> THE TASK
Repeat exactly the lines of the listing from the line containing "Extract all the" through its last line, and nothing beyond them.

> Collected data
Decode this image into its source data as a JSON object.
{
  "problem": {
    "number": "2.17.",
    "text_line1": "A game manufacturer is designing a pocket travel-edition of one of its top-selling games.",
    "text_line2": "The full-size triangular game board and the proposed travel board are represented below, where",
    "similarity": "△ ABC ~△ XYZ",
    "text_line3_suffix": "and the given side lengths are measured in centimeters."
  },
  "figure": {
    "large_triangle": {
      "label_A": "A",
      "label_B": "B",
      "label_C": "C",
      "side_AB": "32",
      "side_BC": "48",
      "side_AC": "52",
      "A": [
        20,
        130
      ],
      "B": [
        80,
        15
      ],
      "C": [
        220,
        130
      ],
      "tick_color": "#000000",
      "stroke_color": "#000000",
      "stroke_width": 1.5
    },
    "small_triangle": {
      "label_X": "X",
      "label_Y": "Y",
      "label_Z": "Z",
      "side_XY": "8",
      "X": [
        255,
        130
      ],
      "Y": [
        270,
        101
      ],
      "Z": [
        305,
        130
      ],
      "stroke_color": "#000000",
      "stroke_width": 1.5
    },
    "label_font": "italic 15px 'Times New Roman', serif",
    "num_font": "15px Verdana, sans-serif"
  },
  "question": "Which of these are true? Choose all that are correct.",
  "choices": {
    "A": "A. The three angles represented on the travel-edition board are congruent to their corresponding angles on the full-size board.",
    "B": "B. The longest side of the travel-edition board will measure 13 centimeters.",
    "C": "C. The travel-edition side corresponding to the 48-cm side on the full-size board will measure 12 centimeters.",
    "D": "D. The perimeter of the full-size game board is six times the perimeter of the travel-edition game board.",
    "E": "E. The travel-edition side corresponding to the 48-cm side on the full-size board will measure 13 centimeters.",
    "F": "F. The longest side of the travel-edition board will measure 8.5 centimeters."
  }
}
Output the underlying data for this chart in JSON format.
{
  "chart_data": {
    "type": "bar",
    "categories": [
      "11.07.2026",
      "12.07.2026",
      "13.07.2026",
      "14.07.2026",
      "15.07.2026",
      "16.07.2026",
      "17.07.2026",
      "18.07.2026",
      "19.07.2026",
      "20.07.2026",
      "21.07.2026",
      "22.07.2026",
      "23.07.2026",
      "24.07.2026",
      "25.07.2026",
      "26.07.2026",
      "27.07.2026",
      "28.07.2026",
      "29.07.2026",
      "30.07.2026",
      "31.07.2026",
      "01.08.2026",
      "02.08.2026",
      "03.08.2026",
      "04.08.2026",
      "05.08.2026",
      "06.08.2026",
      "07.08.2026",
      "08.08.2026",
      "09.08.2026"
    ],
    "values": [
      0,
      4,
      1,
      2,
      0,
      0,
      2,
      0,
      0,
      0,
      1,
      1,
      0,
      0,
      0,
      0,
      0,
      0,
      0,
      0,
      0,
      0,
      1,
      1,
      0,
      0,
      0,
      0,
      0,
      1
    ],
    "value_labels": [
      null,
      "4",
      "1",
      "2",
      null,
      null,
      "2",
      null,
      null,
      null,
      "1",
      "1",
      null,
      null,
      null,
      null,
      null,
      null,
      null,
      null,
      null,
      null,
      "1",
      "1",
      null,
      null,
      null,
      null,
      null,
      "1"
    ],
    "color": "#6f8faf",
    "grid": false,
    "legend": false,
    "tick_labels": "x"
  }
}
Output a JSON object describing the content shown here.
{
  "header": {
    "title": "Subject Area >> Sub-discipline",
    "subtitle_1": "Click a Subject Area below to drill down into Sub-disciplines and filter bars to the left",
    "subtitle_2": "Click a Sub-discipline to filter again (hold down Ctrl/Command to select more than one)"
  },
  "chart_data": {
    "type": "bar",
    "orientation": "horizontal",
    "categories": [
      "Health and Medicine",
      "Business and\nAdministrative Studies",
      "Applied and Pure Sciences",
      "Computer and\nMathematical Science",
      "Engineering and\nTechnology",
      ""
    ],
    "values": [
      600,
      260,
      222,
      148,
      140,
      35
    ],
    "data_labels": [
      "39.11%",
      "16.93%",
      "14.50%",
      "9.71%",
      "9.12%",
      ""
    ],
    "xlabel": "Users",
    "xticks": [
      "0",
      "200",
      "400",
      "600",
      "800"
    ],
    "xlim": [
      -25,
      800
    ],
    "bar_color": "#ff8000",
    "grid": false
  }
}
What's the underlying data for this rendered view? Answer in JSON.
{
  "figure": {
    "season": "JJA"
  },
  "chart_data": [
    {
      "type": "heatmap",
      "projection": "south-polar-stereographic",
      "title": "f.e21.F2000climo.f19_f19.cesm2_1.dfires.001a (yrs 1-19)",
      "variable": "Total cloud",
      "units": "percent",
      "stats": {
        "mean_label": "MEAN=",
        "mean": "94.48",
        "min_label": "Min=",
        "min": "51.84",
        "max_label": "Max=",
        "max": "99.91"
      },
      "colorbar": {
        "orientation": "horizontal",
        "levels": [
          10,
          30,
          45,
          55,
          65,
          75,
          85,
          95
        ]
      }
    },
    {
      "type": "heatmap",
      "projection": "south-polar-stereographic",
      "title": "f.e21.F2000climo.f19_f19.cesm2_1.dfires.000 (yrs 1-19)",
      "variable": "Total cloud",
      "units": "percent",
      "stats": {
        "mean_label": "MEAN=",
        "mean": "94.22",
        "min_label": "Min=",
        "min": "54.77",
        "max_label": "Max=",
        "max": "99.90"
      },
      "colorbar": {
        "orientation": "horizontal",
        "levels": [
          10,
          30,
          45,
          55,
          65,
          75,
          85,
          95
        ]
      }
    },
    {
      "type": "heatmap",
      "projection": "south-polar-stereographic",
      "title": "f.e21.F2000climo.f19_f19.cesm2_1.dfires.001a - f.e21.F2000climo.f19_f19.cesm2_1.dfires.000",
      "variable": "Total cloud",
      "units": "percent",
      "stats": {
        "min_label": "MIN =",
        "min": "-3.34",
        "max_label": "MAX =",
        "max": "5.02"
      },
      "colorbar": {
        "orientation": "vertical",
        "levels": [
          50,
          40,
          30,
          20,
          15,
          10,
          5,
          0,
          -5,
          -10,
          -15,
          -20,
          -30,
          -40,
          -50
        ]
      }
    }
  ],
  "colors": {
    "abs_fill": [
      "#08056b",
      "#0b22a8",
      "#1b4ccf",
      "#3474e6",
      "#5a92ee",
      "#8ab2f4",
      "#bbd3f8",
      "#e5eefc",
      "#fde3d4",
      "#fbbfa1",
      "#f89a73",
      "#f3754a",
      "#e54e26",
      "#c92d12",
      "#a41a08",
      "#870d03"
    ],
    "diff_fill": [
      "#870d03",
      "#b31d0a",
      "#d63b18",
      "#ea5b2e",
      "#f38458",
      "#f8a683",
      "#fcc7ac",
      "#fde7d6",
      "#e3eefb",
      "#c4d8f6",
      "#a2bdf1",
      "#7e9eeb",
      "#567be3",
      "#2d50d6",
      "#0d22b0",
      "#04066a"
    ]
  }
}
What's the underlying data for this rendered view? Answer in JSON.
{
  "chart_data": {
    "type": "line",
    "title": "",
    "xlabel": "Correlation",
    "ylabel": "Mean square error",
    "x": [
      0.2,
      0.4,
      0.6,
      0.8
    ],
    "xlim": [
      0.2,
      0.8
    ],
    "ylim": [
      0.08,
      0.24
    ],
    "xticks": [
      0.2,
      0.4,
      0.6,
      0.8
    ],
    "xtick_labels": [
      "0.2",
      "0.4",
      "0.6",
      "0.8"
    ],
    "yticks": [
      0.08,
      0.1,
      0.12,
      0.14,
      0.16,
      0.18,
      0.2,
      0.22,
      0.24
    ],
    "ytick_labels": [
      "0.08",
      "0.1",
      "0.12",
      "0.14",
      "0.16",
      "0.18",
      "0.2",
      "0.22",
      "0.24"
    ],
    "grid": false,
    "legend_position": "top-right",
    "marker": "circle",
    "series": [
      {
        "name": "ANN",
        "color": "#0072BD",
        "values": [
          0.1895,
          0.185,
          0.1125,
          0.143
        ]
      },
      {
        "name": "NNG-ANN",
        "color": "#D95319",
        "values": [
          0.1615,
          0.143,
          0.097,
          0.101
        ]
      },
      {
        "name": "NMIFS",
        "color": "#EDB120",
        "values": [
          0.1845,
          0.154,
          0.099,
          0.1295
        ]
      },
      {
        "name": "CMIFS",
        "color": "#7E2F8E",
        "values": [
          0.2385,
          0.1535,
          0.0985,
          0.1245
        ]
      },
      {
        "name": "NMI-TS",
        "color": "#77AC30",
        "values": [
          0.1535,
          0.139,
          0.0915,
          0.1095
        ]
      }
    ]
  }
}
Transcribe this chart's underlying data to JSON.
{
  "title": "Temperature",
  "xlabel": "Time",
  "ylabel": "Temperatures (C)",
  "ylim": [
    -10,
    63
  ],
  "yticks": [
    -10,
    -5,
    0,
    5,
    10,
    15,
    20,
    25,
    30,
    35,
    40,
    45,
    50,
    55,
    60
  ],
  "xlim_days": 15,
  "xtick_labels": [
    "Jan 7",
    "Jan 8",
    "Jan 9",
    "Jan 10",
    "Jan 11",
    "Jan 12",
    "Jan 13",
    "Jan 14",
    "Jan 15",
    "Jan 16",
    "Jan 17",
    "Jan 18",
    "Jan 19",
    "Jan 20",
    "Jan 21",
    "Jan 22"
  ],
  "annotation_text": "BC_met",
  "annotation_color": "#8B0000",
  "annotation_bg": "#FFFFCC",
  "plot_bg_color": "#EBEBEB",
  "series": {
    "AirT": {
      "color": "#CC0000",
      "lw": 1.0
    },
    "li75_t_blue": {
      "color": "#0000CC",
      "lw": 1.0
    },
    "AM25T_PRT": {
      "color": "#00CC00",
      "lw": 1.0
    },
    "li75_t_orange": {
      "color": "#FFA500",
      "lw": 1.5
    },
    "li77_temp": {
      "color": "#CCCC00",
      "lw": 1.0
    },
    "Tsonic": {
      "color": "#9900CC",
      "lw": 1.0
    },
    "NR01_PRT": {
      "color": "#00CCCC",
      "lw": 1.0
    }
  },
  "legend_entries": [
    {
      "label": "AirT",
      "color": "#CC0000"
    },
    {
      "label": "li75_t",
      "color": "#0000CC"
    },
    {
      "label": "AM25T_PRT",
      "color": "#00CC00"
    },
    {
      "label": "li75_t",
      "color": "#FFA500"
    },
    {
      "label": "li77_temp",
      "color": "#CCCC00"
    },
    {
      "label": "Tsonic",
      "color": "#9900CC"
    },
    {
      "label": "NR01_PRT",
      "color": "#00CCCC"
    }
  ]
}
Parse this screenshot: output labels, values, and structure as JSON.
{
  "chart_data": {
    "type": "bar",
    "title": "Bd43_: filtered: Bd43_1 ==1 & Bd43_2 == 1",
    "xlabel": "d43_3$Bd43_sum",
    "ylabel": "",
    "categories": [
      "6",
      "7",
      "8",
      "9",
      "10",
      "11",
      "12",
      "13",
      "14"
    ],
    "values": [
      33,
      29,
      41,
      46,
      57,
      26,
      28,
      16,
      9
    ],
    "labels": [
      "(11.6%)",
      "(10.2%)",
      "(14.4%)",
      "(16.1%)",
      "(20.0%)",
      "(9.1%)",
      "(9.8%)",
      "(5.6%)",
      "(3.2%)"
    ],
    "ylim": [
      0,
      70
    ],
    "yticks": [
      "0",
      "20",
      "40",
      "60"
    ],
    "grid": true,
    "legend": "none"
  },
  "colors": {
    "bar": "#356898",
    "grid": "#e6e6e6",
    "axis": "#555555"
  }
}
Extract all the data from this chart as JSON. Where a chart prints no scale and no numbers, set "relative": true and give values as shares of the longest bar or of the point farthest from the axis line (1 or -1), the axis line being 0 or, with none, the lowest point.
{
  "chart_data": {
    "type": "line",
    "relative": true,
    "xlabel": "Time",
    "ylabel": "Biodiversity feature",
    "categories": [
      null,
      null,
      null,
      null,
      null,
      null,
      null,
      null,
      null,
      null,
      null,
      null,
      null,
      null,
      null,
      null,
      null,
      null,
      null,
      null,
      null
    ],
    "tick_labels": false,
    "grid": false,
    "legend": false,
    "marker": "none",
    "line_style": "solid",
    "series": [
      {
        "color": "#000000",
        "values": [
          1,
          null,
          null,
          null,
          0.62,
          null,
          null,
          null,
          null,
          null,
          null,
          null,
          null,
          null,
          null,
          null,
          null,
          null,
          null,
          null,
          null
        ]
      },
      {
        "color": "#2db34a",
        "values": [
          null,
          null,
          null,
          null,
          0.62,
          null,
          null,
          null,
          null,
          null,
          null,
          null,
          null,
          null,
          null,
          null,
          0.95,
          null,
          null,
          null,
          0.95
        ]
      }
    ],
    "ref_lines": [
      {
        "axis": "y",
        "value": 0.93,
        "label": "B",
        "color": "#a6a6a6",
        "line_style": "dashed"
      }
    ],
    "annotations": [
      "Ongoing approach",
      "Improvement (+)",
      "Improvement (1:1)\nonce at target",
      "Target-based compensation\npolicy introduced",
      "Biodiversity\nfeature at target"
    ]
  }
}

> PROBLEM SOLUTION
Extract all the data from this chart as JSON. Where a chart prints no scale and no numbers, set "relative": true and give values as shares of the longest bar or of the point farthest from the axis line (1 or -1), the axis line being 0 or, with none, the lowest point.
{
  "chart_data": {
    "type": "line",
    "relative": true,
    "xlabel": "Time",
    "ylabel": "Biodiversity feature",
    "categories": [
      null,
      null,
      null,
      null,
      null,
      null,
      null,
      null,
      null,
      null,
      null,
      null,
      null,
      null,
      null,
      null,
      null,
      null,
      null,
      null,
      null
    ],
    "tick_labels": false,
    "grid": false,
    "legend": false,
    "marker": "none",
    "line_style": "solid",
    "series": [
      {
        "color": "#000000",
        "values": [
          1,
          null,
          null,
          null,
          0.62,
          null,
          null,
          null,
          null,
          null,
          null,
          null,
          null,
          null,
          null,
          null,
          null,
          null,
          null,
          null,
          null
        ]
      },
      {
        "color": "#2db34a",
        "values": [
          null,
          null,
          null,
          null,
          0.62,
          null,
          null,
          null,
          null,
          null,
          null,
          null,
          null,
          null,
          null,
          null,
          0.95,
          null,
          null,
          null,
          0.95
        ]
      }
    ],
    "ref_lines": [
      {
        "axis": "y",
        "value": 0.93,
        "label": "B",
        "color": "#a6a6a6",
        "line_style": "dashed"
      }
    ],
    "annotations": [
      "Ongoing approach",
      "Improvement (+)",
      "Improvement (1:1)\nonce at target",
      "Target-based compensation\npolicy introduced",
      "Biodiversity\nfeature at target"
    ]
  }
}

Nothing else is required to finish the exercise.